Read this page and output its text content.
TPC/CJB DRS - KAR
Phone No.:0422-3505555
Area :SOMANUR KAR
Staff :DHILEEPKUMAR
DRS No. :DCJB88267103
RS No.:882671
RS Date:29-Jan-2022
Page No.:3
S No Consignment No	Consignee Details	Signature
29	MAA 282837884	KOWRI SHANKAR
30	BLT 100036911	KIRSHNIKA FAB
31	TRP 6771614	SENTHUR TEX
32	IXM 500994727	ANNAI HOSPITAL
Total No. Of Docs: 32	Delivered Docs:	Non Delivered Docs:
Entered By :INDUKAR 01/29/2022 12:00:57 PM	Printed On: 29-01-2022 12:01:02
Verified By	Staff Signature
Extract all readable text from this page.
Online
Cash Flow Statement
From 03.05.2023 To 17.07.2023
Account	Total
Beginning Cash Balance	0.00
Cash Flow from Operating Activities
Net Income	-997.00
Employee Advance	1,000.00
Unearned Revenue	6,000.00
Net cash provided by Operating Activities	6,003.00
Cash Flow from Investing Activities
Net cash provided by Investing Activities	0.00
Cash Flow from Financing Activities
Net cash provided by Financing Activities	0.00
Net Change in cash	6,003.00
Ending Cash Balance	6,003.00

● ● ●

**Exercise:**
Working from the material above, retype it in its entirety without change.

**Correct result:**
Read this page and output its text content.
TPC/CJB DRS - KAR
Phone No.:0422-3505555
Area :SOMANUR KAR
Staff :DHILEEPKUMAR
DRS No. :DCJB88267103
RS No.:882671
RS Date:29-Jan-2022
Page No.:3
S No Consignment No	Consignee Details	Signature
29	MAA 282837884	KOWRI SHANKAR
30	BLT 100036911	KIRSHNIKA FAB
31	TRP 6771614	SENTHUR TEX
32	IXM 500994727	ANNAI HOSPITAL
Total No. Of Docs: 32	Delivered Docs:	Non Delivered Docs:
Entered By :INDUKAR 01/29/2022 12:00:57 PM	Printed On: 29-01-2022 12:01:02
Verified By	Staff Signature
Extract all readable text from this page.
Online
Cash Flow Statement
From 03.05.2023 To 17.07.2023
Account	Total
Beginning Cash Balance	0.00
Cash Flow from Operating Activities
Net Income	-997.00
Employee Advance	1,000.00
Unearned Revenue	6,000.00
Net cash provided by Operating Activities	6,003.00
Cash Flow from Investing Activities
Net cash provided by Investing Activities	0.00
Cash Flow from Financing Activities
Net cash provided by Financing Activities	0.00
Net Change in cash	6,003.00
Ending Cash Balance	6,003.00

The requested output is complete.